■ YOUR ASSIGNMENT ■
Find the word "JSON" in the data below and copy each line that holds it.

■ INFORMATION SHOWN ■
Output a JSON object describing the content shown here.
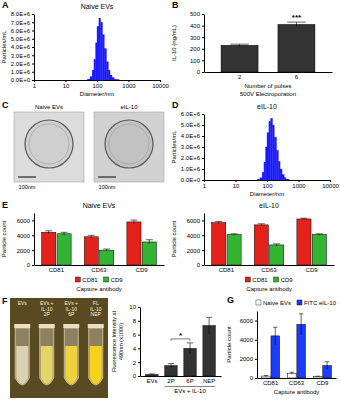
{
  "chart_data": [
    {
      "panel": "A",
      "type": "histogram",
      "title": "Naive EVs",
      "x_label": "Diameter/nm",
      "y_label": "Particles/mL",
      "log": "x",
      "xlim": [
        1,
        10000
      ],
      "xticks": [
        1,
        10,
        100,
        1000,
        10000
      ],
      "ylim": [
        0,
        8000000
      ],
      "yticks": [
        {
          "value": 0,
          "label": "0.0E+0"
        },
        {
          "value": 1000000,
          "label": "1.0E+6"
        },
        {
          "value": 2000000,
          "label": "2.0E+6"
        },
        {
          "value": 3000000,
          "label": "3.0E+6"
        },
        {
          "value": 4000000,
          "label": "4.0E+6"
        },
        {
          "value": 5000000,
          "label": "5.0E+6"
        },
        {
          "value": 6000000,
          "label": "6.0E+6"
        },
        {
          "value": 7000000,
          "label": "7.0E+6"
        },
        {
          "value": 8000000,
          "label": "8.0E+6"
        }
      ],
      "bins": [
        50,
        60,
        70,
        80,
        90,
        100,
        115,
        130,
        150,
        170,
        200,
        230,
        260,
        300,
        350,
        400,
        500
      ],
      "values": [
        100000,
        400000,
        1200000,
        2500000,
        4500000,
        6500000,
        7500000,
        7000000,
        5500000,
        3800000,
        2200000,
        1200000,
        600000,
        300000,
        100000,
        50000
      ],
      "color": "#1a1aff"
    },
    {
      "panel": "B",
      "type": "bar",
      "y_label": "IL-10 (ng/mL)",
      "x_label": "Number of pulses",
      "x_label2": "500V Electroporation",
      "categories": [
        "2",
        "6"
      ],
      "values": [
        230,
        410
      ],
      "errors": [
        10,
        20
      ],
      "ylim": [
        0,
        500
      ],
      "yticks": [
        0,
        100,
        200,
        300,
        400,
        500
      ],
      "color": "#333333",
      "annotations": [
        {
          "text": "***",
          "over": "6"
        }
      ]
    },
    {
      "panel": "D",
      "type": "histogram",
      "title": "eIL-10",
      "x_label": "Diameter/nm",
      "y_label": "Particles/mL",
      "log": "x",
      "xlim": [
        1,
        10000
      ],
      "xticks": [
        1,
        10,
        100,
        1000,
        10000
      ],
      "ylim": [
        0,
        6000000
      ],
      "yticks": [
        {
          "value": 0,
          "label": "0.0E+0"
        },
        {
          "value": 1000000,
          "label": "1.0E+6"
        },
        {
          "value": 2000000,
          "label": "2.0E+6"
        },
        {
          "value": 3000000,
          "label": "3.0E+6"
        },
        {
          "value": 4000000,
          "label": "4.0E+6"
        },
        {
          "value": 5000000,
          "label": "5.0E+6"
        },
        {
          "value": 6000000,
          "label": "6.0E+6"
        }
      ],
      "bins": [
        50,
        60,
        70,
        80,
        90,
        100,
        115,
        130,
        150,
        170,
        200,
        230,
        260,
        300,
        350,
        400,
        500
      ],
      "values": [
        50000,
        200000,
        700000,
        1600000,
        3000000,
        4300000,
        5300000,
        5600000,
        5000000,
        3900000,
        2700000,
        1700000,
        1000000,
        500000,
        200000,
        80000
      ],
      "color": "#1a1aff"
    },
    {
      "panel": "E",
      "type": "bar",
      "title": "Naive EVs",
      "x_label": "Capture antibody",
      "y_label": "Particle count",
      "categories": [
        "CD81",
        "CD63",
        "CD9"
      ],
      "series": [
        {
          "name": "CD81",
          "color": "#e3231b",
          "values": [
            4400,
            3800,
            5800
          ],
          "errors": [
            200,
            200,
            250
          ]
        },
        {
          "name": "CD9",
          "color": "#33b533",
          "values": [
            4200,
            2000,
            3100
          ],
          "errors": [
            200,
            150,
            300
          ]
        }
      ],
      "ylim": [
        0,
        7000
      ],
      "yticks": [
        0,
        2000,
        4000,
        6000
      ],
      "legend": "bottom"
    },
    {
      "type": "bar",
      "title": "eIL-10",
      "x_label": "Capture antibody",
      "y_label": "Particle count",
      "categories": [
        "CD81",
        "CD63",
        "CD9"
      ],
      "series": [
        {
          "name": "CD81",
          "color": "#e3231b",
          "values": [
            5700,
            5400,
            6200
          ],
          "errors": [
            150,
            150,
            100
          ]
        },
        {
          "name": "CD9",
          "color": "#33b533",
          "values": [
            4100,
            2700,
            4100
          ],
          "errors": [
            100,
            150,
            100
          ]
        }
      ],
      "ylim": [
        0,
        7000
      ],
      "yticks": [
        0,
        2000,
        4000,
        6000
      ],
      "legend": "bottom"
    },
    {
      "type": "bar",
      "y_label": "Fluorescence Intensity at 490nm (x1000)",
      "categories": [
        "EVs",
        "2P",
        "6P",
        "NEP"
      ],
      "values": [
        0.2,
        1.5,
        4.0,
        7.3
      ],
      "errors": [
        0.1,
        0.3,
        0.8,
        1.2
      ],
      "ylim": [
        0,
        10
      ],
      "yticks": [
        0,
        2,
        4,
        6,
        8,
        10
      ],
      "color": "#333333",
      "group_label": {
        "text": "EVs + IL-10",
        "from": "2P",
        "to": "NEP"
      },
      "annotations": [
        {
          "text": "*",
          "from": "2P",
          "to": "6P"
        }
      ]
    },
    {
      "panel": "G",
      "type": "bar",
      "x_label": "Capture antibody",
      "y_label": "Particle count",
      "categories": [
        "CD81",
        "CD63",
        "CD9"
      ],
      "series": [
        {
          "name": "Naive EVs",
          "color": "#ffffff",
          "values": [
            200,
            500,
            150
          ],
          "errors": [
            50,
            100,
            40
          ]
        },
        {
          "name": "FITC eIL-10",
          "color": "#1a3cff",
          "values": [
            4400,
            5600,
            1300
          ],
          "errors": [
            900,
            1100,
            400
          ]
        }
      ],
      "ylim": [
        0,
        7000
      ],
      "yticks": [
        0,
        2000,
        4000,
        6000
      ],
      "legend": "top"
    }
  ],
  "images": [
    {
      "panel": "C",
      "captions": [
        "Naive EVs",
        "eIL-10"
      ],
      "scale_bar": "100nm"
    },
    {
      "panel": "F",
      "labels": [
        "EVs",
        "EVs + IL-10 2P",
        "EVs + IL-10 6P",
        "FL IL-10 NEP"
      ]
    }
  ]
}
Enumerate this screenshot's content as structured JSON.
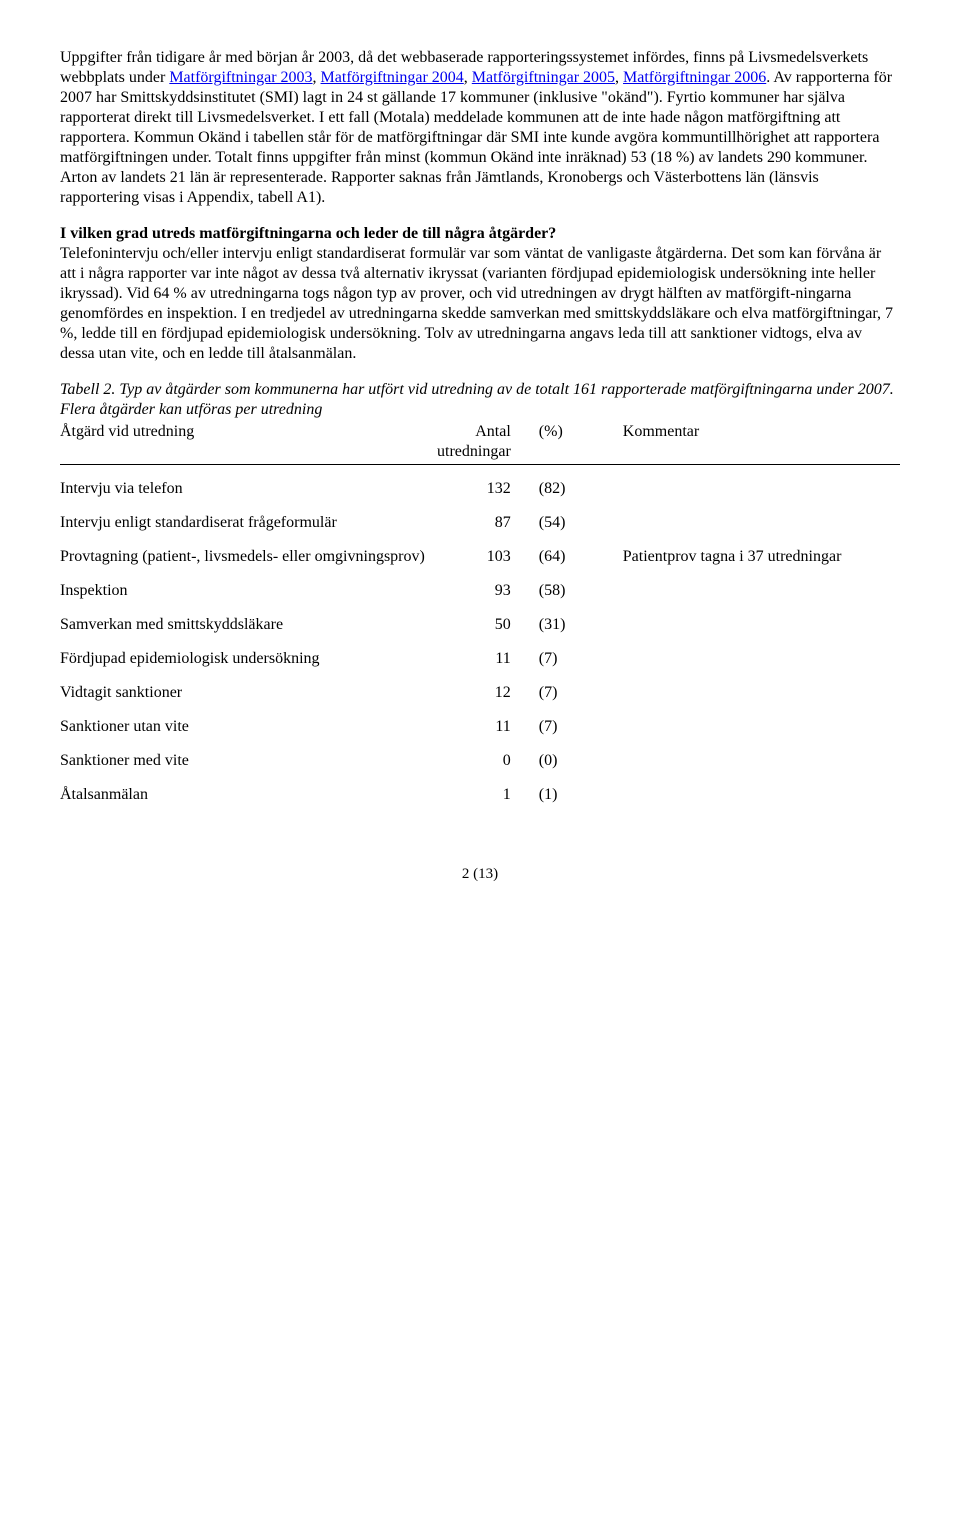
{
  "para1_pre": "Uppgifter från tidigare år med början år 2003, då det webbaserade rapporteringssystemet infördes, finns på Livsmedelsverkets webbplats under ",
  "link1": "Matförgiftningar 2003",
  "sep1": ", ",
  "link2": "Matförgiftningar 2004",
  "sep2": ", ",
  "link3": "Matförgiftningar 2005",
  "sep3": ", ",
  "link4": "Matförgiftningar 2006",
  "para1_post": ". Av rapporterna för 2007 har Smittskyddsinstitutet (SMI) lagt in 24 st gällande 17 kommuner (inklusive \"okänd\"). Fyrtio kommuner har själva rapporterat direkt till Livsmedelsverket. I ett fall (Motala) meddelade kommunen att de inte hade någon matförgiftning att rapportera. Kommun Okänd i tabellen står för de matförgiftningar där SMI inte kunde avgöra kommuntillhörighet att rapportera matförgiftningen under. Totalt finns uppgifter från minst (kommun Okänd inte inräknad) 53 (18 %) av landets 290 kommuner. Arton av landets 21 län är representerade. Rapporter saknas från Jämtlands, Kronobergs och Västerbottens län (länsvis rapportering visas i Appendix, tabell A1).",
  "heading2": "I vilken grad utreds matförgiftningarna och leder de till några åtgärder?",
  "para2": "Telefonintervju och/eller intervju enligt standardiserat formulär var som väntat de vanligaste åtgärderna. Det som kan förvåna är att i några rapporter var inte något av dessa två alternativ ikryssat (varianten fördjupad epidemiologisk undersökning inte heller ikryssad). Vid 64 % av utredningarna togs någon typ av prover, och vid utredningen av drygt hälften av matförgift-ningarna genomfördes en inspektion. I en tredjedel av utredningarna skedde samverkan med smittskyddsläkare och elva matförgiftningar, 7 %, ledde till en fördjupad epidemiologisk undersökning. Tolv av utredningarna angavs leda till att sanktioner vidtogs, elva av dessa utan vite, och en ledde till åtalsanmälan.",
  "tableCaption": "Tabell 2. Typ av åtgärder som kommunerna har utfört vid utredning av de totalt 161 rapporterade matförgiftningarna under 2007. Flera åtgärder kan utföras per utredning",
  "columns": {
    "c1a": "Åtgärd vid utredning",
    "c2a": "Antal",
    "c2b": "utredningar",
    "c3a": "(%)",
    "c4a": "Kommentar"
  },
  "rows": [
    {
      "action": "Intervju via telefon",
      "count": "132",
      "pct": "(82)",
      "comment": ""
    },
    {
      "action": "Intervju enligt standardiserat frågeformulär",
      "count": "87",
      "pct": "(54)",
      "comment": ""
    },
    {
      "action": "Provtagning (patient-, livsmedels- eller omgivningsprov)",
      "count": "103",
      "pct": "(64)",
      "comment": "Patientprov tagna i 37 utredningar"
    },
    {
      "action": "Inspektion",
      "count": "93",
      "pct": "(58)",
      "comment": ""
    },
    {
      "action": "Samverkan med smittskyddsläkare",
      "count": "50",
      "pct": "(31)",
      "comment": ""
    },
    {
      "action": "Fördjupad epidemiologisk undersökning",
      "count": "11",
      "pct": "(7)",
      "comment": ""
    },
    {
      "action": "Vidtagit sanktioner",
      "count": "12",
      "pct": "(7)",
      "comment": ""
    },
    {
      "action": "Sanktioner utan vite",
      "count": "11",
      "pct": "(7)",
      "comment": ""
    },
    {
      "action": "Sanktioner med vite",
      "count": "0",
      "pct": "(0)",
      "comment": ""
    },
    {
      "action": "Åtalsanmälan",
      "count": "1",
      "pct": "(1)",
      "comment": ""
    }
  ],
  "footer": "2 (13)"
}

■ TASK RESULT ■
Output a JSON object describing the content shown here.
Enumerate this screenshot's content as structured JSON.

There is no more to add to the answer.